**What you should do**
Return each line of the data below verbatim; pictures are to be left out.

Collected data:

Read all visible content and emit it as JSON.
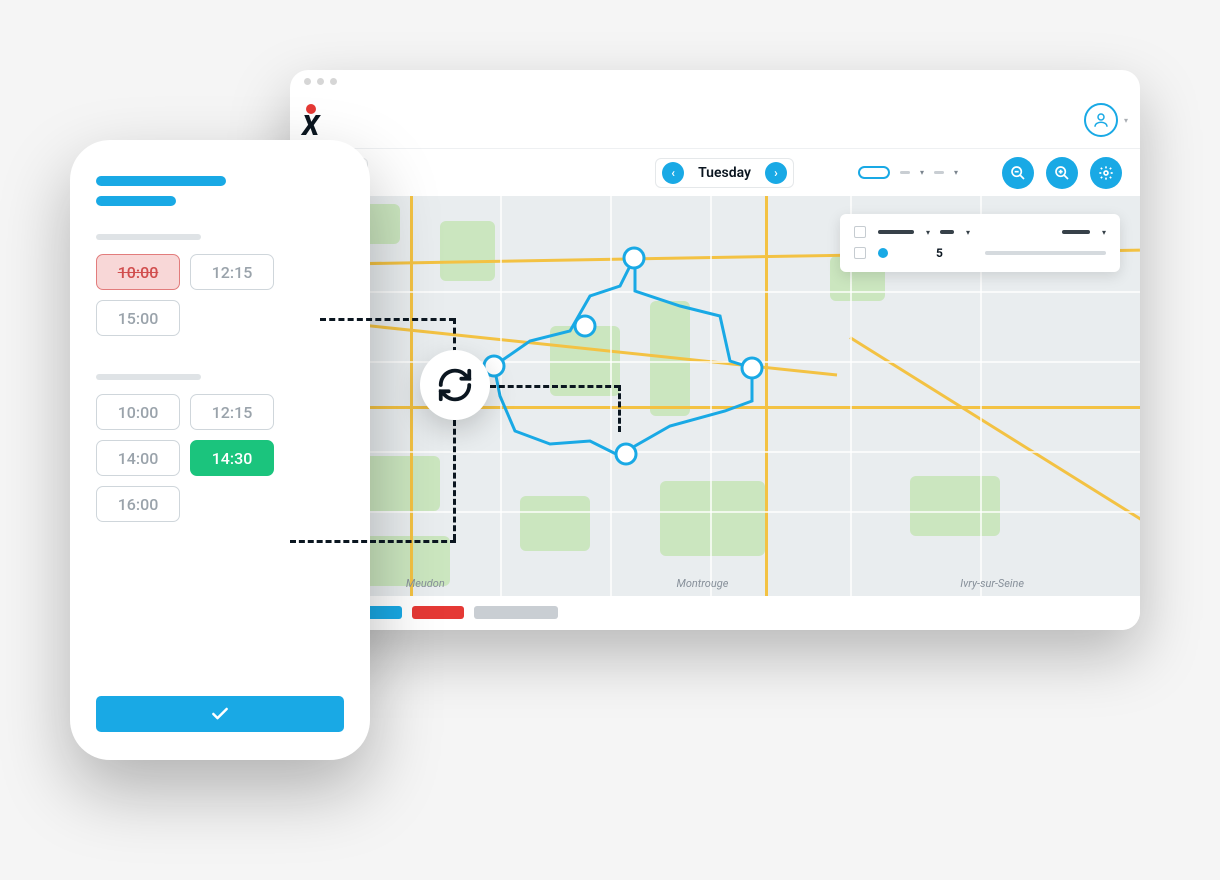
{
  "browser": {
    "day_label": "Tuesday",
    "legend": {
      "count": "5"
    },
    "map_labels": [
      "Meudon",
      "Montrouge",
      "Ivry-sur-Seine"
    ]
  },
  "phone": {
    "slots_before": {
      "removed": "10:00",
      "b": "12:15",
      "c": "15:00"
    },
    "slots_after": {
      "a": "10:00",
      "b": "12:15",
      "c": "14:00",
      "new": "14:30",
      "e": "16:00"
    }
  }
}
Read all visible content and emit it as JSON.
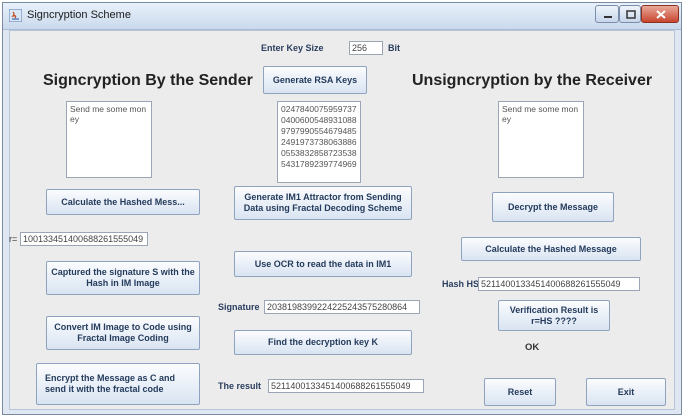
{
  "window": {
    "title": "Signcryption Scheme"
  },
  "key_size": {
    "label": "Enter Key Size",
    "value": "256",
    "unit": "Bit"
  },
  "sender": {
    "heading": "Signcryption By the Sender",
    "message": "Send me some money",
    "message_lines": [
      "Send me some mon",
      "ey"
    ]
  },
  "receiver": {
    "heading": "Unsigncryption by the Receiver",
    "message": "Send me some money",
    "message_lines": [
      "Send me some mon",
      "ey"
    ]
  },
  "rsa_keys": [
    "0247840075959737",
    "0400600548931088",
    "9797990554679485",
    "2491973738063886",
    "0553832858723538",
    "5431789239774969"
  ],
  "buttons": {
    "generate_rsa": "Generate RSA Keys",
    "calc_hashed_sender": "Calculate the Hashed Mess...",
    "generate_im1": "Generate IM1 Attractor from Sending Data using Fractal Decoding Scheme",
    "decrypt": "Decrypt the Message",
    "calc_hashed_receiver": "Calculate the Hashed Message",
    "captured_signature": "Captured the signature S with the Hash in IM Image",
    "use_ocr": "Use OCR to read the data in IM1",
    "verification": "Verification Result is r=HS ????",
    "convert_im": "Convert IM Image to Code using Fractal Image Coding",
    "find_key": "Find the decryption key K",
    "encrypt": "Encrypt the Message as C and send it with the fractal code",
    "reset": "Reset",
    "exit": "Exit"
  },
  "r": {
    "label": "r=",
    "value": "100133451400688261555049"
  },
  "hash_hs": {
    "label": "Hash HS",
    "value": "521140013345140068826155504​9"
  },
  "signature": {
    "label": "Signature",
    "value": "203819839922422524357528086​4"
  },
  "result": {
    "label": "The result",
    "value": "521140013345140068826155504​9"
  },
  "status": {
    "text": "OK"
  }
}
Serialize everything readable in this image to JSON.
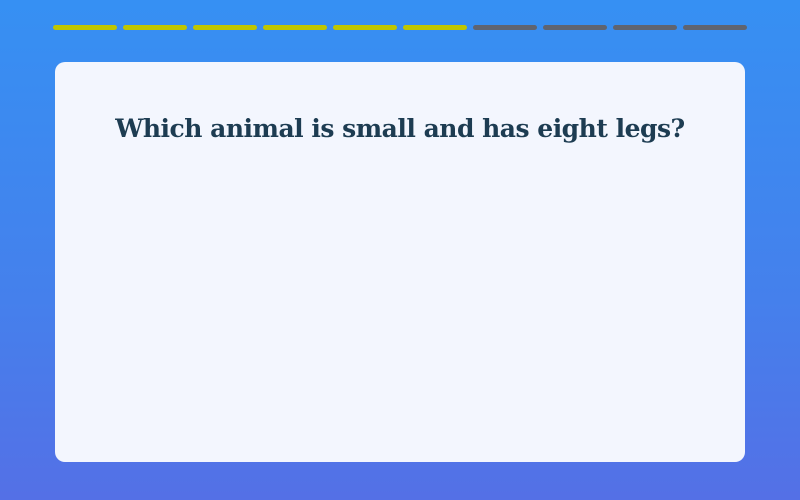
{
  "progress": {
    "total_segments": 10,
    "completed_segments": 6,
    "completed_color": "#bfc600",
    "remaining_color": "#5f6470"
  },
  "question": {
    "text": "Which animal is small and has eight legs?"
  }
}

**Response to this exercise**
Read all visible content and emit it as JSON.
{
  "browser": {
    "day_label": "Tuesday",
    "legend": {
      "count": "5"
    },
    "map_labels": [
      "Meudon",
      "Montrouge",
      "Ivry-sur-Seine"
    ]
  },
  "phone": {
    "slots_before": {
      "removed": "10:00",
      "b": "12:15",
      "c": "15:00"
    },
    "slots_after": {
      "a": "10:00",
      "b": "12:15",
      "c": "14:00",
      "new": "14:30",
      "e": "16:00"
    }
  }
}
Read all visible content and emit it as JSON.
{
  "window": {
    "title": "Signcryption Scheme"
  },
  "key_size": {
    "label": "Enter Key Size",
    "value": "256",
    "unit": "Bit"
  },
  "sender": {
    "heading": "Signcryption By the Sender",
    "message": "Send me some money",
    "message_lines": [
      "Send me some mon",
      "ey"
    ]
  },
  "receiver": {
    "heading": "Unsigncryption by the Receiver",
    "message": "Send me some money",
    "message_lines": [
      "Send me some mon",
      "ey"
    ]
  },
  "rsa_keys": [
    "0247840075959737",
    "0400600548931088",
    "9797990554679485",
    "2491973738063886",
    "0553832858723538",
    "5431789239774969"
  ],
  "buttons": {
    "generate_rsa": "Generate RSA Keys",
    "calc_hashed_sender": "Calculate the Hashed Mess...",
    "generate_im1": "Generate IM1 Attractor from Sending Data using Fractal Decoding Scheme",
    "decrypt": "Decrypt the Message",
    "calc_hashed_receiver": "Calculate the Hashed Message",
    "captured_signature": "Captured the signature S with the Hash in IM Image",
    "use_ocr": "Use OCR to read the data in IM1",
    "verification": "Verification Result is r=HS ????",
    "convert_im": "Convert IM Image to Code using Fractal Image Coding",
    "find_key": "Find the decryption key K",
    "encrypt": "Encrypt the Message as C and send it with the fractal code",
    "reset": "Reset",
    "exit": "Exit"
  },
  "r": {
    "label": "r=",
    "value": "100133451400688261555049"
  },
  "hash_hs": {
    "label": "Hash HS",
    "value": "521140013345140068826155504​9"
  },
  "signature": {
    "label": "Signature",
    "value": "203819839922422524357528086​4"
  },
  "result": {
    "label": "The result",
    "value": "521140013345140068826155504​9"
  },
  "status": {
    "text": "OK"
  }
}
Serialize everything readable in this image to JSON.
{
  "progress": {
    "total_segments": 10,
    "completed_segments": 6,
    "completed_color": "#bfc600",
    "remaining_color": "#5f6470"
  },
  "question": {
    "text": "Which animal is small and has eight legs?"
  }
}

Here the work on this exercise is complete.